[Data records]

↓

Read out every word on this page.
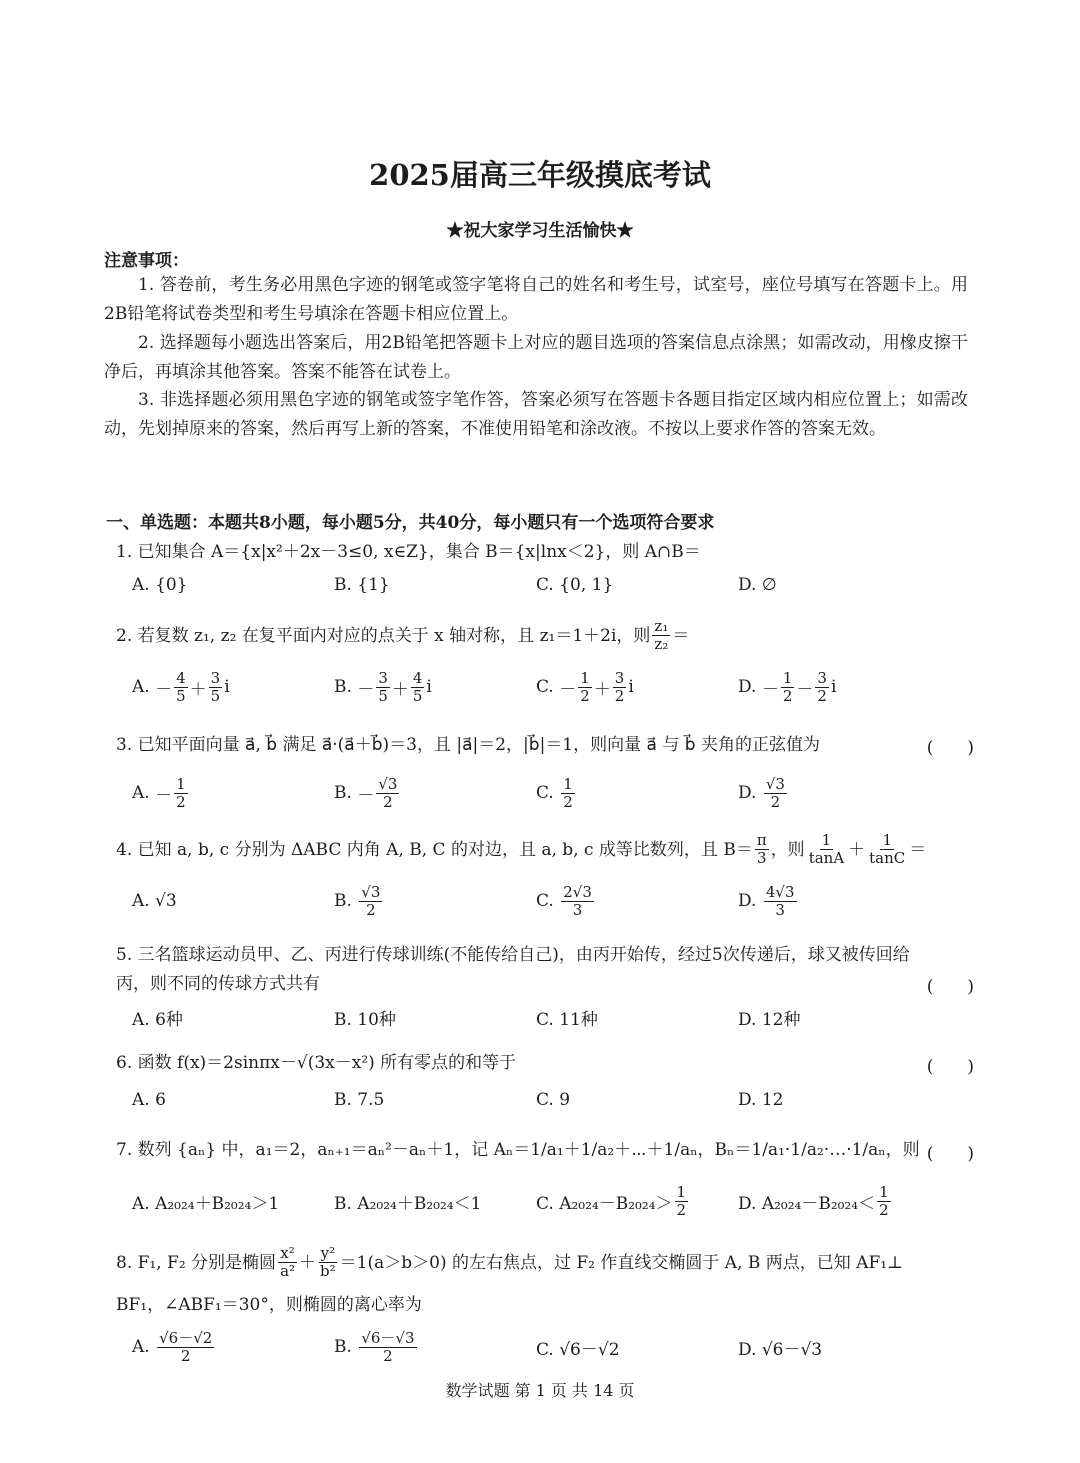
2025届高三年级摸底考试
★祝大家学习生活愉快★
注意事项：
1. 答卷前，考生务必用黑色字迹的钢笔或签字笔将自己的姓名和考生号，试室号，座位号填写在答题卡上。用2B铅笔将试卷类型和考生号填涂在答题卡相应位置上。
2. 选择题每小题选出答案后，用2B铅笔把答题卡上对应的题目选项的答案信息点涂黑；如需改动，用橡皮擦干净后，再填涂其他答案。答案不能答在试卷上。
3. 非选择题必须用黑色字迹的钢笔或签字笔作答，答案必须写在答题卡各题目指定区域内相应位置上；如需改动，先划掉原来的答案，然后再写上新的答案，不准使用铅笔和涂改液。不按以上要求作答的答案无效。
一、单选题：本题共8小题，每小题5分，共40分，每小题只有一个选项符合要求
1. 已知集合 A＝{x|x²＋2x－3≤0, x∈Z}，集合 B＝{x|lnx＜2}，则 A∩B＝
A. {0}	B. {1}	C. {0, 1}	D. ∅
2. 若复数 z₁, z₂ 在复平面内对应的点关于 x 轴对称，且 z₁＝1＋2i，则 $\frac{\text{z₁}}{\text{z₂}}$ ＝
A.
－ $\frac{4}{5} + \frac{3}{5}$ i	B.
－ $\frac{3}{5} + \frac{4}{5}$ i	C.
－ $\frac{1}{2} + \frac{3}{2}$ i	D.
－ $\frac{1}{2} - \frac{3}{2}$ i
3. 已知平面向量 a⃗, b⃗ 满足 a⃗·(a⃗＋b⃗)＝3，且 |a⃗|＝2，|b⃗|＝1，则向量 a⃗ 与 b⃗ 夹角的正弦值为	(　　)
A.
－ $\frac{1}{2}$	B.
－ $\frac{√3}{2}$	C.
$\frac{1}{2}$	D.
$\frac{√3}{2}$
4. 已知 a, b, c 分别为 ΔABC 内角 A, B, C 的对边，且 a, b, c 成等比数列，且 $B= \frac{\pi}{3}$ ，则 $\frac{1}{\tan A} + \frac{1}{\tan C}$ ＝
A. √3	B.
$\frac{√3}{2}$	C.
$\frac{2√3}{3}$	D.
$\frac{4√3}{3}$
5. 三名篮球运动员甲、乙、丙进行传球训练(不能传给自己)，由丙开始传，经过5次传递后，球又被传回给
丙，则不同的传球方式共有	(　　)
A. 6种	B. 10种	C. 11种	D. 12种
6. 函数 f(x)＝2sinπx－√(3x－x²) 所有零点的和等于	(　　)
A. 6	B. 7.5	C. 9	D. 12
7. 数列 {aₙ} 中，a₁＝2，aₙ₊₁＝aₙ²－aₙ＋1，记 Aₙ＝1/a₁＋1/a₂＋⋯＋1/aₙ，Bₙ＝1/a₁·1/a₂·…·1/aₙ，则 (　　)
A. A₂₀₂₄＋B₂₀₂₄＞1	B. A₂₀₂₄＋B₂₀₂₄＜1	C. $A_{2024}-B_{2024}> \frac{1}{2}$	D. $A_{2024}-B_{2024}< \frac{1}{2}$
8. F₁, F₂ 分别是椭圆 $\frac{\text{x²}}{\text{a²}} + \frac{\text{y²}}{\text{b²}} =1(a>b>0)$ 的左右焦点，过 F₂ 作直线交椭圆于 A, B 两点，已知 AF₁⊥
BF₁，∠ABF₁＝30°，则椭圆的离心率为
A.
$\frac{√6-√2}{2}$	B.
$\frac{√6-√3}{2}$	C. √6－√2	D. √6－√3
数学试题 第 1 页 共 14 页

↑

## [Written request]
All of the material above needs to be restated exactly, with no pictures.

## [Full output]
Read out every word on this page.
2025届高三年级摸底考试
★祝大家学习生活愉快★
注意事项：
1. 答卷前，考生务必用黑色字迹的钢笔或签字笔将自己的姓名和考生号，试室号，座位号填写在答题卡上。用2B铅笔将试卷类型和考生号填涂在答题卡相应位置上。
2. 选择题每小题选出答案后，用2B铅笔把答题卡上对应的题目选项的答案信息点涂黑；如需改动，用橡皮擦干净后，再填涂其他答案。答案不能答在试卷上。
3. 非选择题必须用黑色字迹的钢笔或签字笔作答，答案必须写在答题卡各题目指定区域内相应位置上；如需改动，先划掉原来的答案，然后再写上新的答案，不准使用铅笔和涂改液。不按以上要求作答的答案无效。
一、单选题：本题共8小题，每小题5分，共40分，每小题只有一个选项符合要求
1. 已知集合 A＝{x|x²＋2x－3≤0, x∈Z}，集合 B＝{x|lnx＜2}，则 A∩B＝
A. {0}	B. {1}	C. {0, 1}	D. ∅
2. 若复数 z₁, z₂ 在复平面内对应的点关于 x 轴对称，且 z₁＝1＋2i，则 $\frac{\text{z₁}}{\text{z₂}}$ ＝
A.
－ $\frac{4}{5} + \frac{3}{5}$ i	B.
－ $\frac{3}{5} + \frac{4}{5}$ i	C.
－ $\frac{1}{2} + \frac{3}{2}$ i	D.
－ $\frac{1}{2} - \frac{3}{2}$ i
3. 已知平面向量 a⃗, b⃗ 满足 a⃗·(a⃗＋b⃗)＝3，且 |a⃗|＝2，|b⃗|＝1，则向量 a⃗ 与 b⃗ 夹角的正弦值为	(　　)
A.
－ $\frac{1}{2}$	B.
－ $\frac{√3}{2}$	C.
$\frac{1}{2}$	D.
$\frac{√3}{2}$
4. 已知 a, b, c 分别为 ΔABC 内角 A, B, C 的对边，且 a, b, c 成等比数列，且 $B= \frac{\pi}{3}$ ，则 $\frac{1}{\tan A} + \frac{1}{\tan C}$ ＝
A. √3	B.
$\frac{√3}{2}$	C.
$\frac{2√3}{3}$	D.
$\frac{4√3}{3}$
5. 三名篮球运动员甲、乙、丙进行传球训练(不能传给自己)，由丙开始传，经过5次传递后，球又被传回给
丙，则不同的传球方式共有	(　　)
A. 6种	B. 10种	C. 11种	D. 12种
6. 函数 f(x)＝2sinπx－√(3x－x²) 所有零点的和等于	(　　)
A. 6	B. 7.5	C. 9	D. 12
7. 数列 {aₙ} 中，a₁＝2，aₙ₊₁＝aₙ²－aₙ＋1，记 Aₙ＝1/a₁＋1/a₂＋⋯＋1/aₙ，Bₙ＝1/a₁·1/a₂·…·1/aₙ，则 (　　)
A. A₂₀₂₄＋B₂₀₂₄＞1	B. A₂₀₂₄＋B₂₀₂₄＜1	C. $A_{2024}-B_{2024}> \frac{1}{2}$	D. $A_{2024}-B_{2024}< \frac{1}{2}$
8. F₁, F₂ 分别是椭圆 $\frac{\text{x²}}{\text{a²}} + \frac{\text{y²}}{\text{b²}} =1(a>b>0)$ 的左右焦点，过 F₂ 作直线交椭圆于 A, B 两点，已知 AF₁⊥
BF₁，∠ABF₁＝30°，则椭圆的离心率为
A.
$\frac{√6-√2}{2}$	B.
$\frac{√6-√3}{2}$	C. √6－√2	D. √6－√3
数学试题 第 1 页 共 14 页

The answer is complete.